*What needs to be done*
Read the data below line by line and copy each one with "Heer" in it.

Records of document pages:
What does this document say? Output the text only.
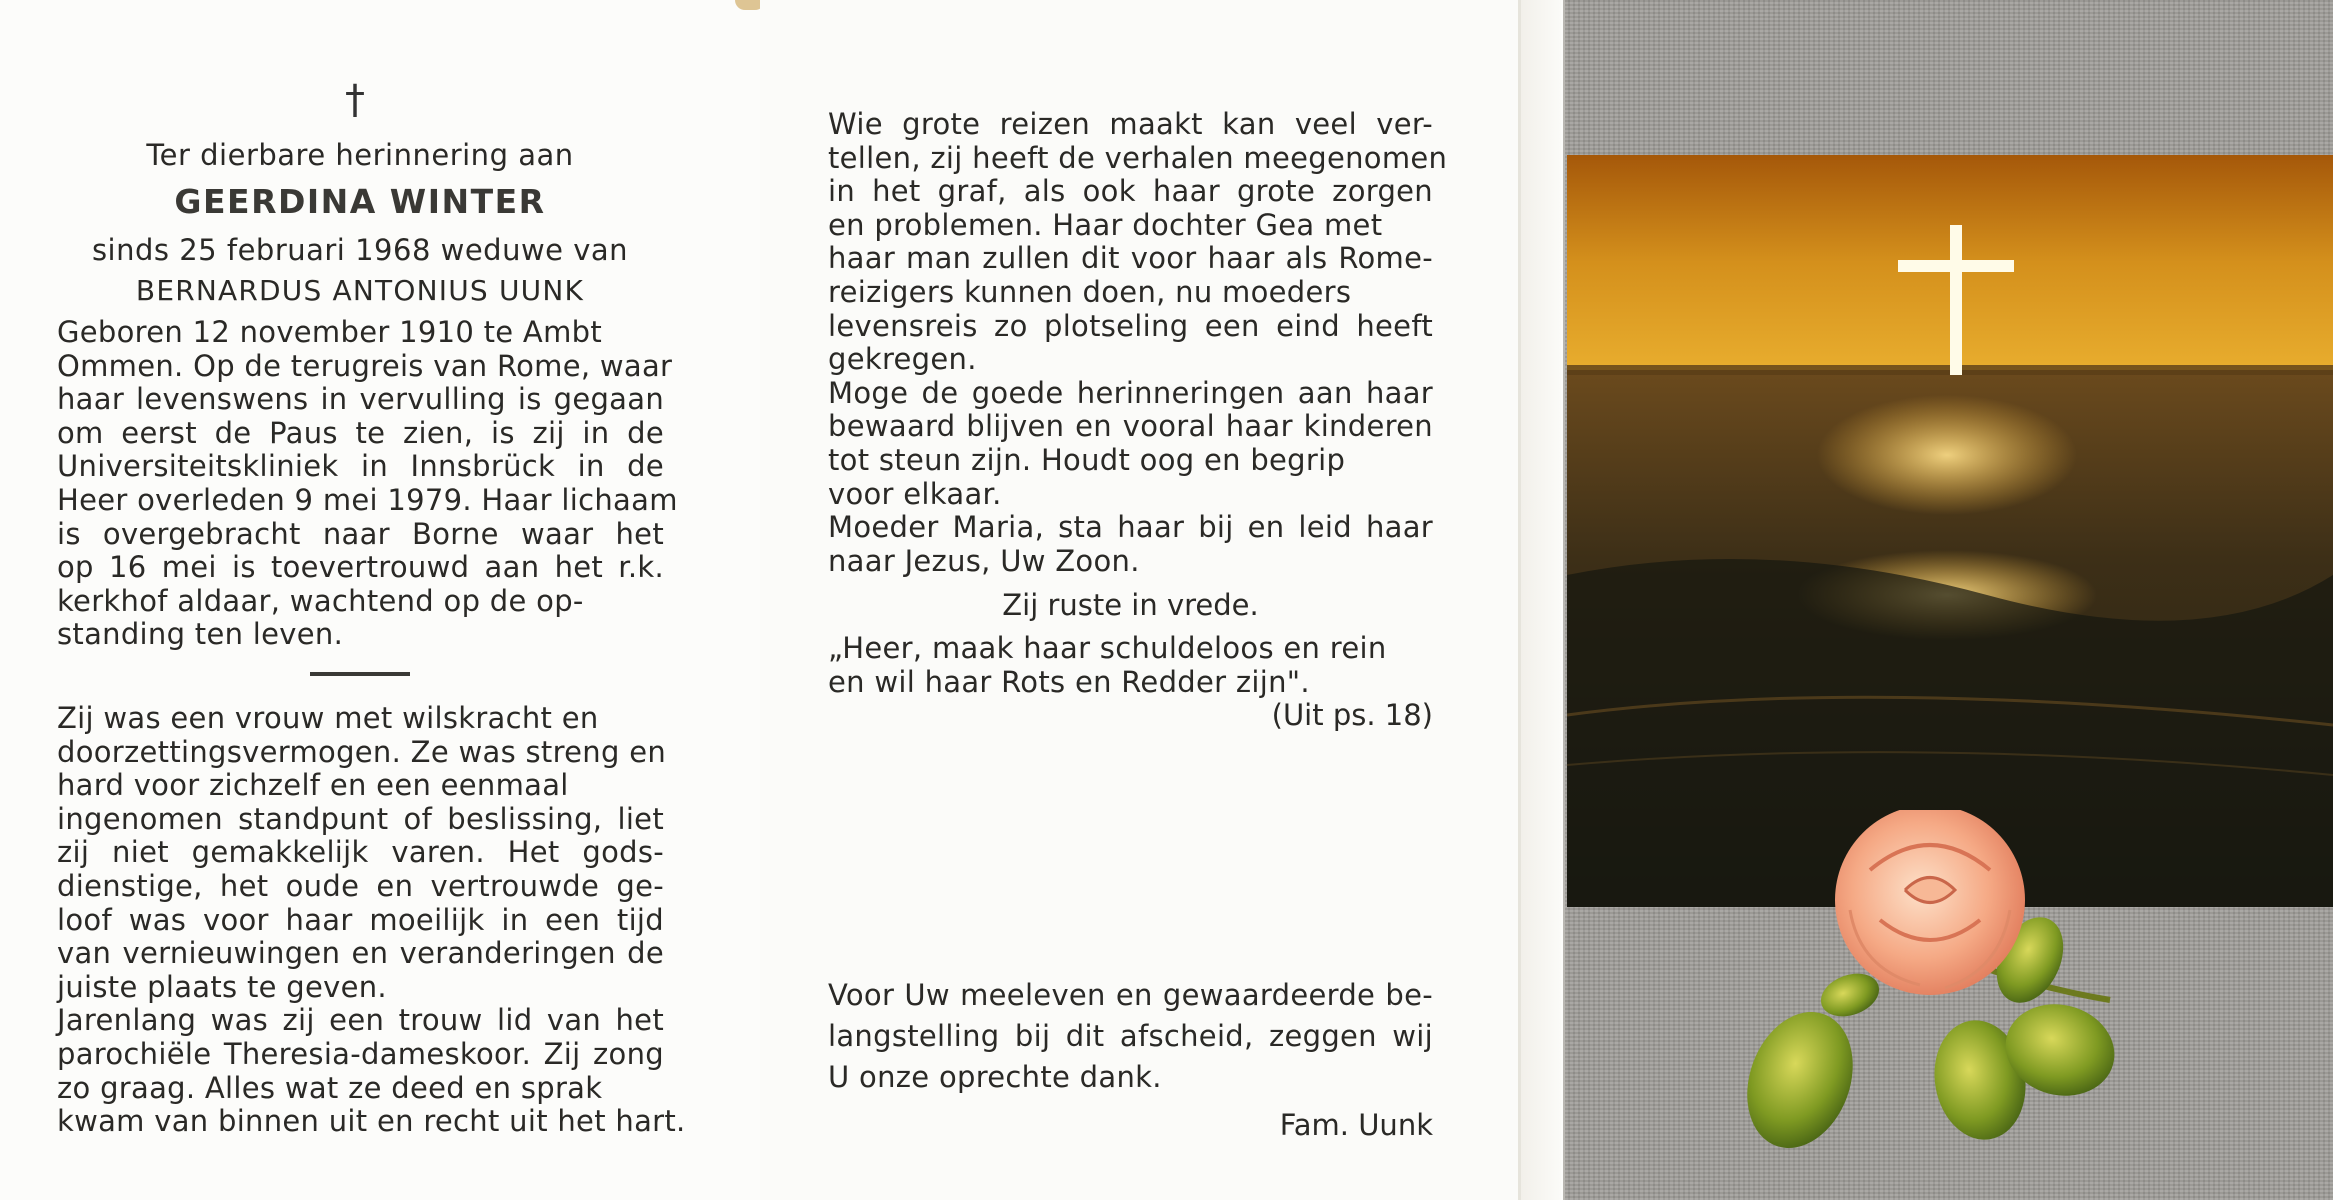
†
Ter dierbare herinnering aan
GEERDINA WINTER
sinds 25 februari 1968 weduwe van
BERNARDUS ANTONIUS UUNK
Geboren 12 november 1910 te Ambt
Ommen. Op de terugreis van Rome, waar
haar levenswens in vervulling is gegaan
om eerst de Paus te zien, is zij in de
Universiteitskliniek in Innsbrück in de
Heer overleden 9 mei 1979. Haar lichaam
is overgebracht naar Borne waar het
op 16 mei is toevertrouwd aan het r.k.
kerkhof aldaar, wachtend op de op-
standing ten leven.
Zij was een vrouw met wilskracht en
doorzettingsvermogen. Ze was streng en
hard voor zichzelf en een eenmaal
ingenomen standpunt of beslissing, liet
zij niet gemakkelijk varen. Het gods-
dienstige, het oude en vertrouwde ge-
loof was voor haar moeilijk in een tijd
van vernieuwingen en veranderingen de
juiste plaats te geven.
Jarenlang was zij een trouw lid van het
parochiële Theresia-dameskoor. Zij zong
zo graag. Alles wat ze deed en sprak
kwam van binnen uit en recht uit het hart.
Wie grote reizen maakt kan veel ver-
tellen, zij heeft de verhalen meegenomen
in het graf, als ook haar grote zorgen
en problemen. Haar dochter Gea met
haar man zullen dit voor haar als Rome-
reizigers kunnen doen, nu moeders
levensreis zo plotseling een eind heeft
gekregen.
Moge de goede herinneringen aan haar
bewaard blijven en vooral haar kinderen
tot steun zijn. Houdt oog en begrip
voor elkaar.
Moeder Maria, sta haar bij en leid haar
naar Jezus, Uw Zoon.
Zij ruste in vrede.
„Heer, maak haar schuldeloos en rein
en wil haar Rots en Redder zijn".
(Uit ps. 18)
Voor Uw meeleven en gewaardeerde be-
langstelling bij dit afscheid, zeggen wij
U onze oprechte dank.
Fam. Uunk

*Answer to this exercise*
Heer overleden 9 mei 1979. Haar lichaam
„Heer, maak haar schuldeloos en rein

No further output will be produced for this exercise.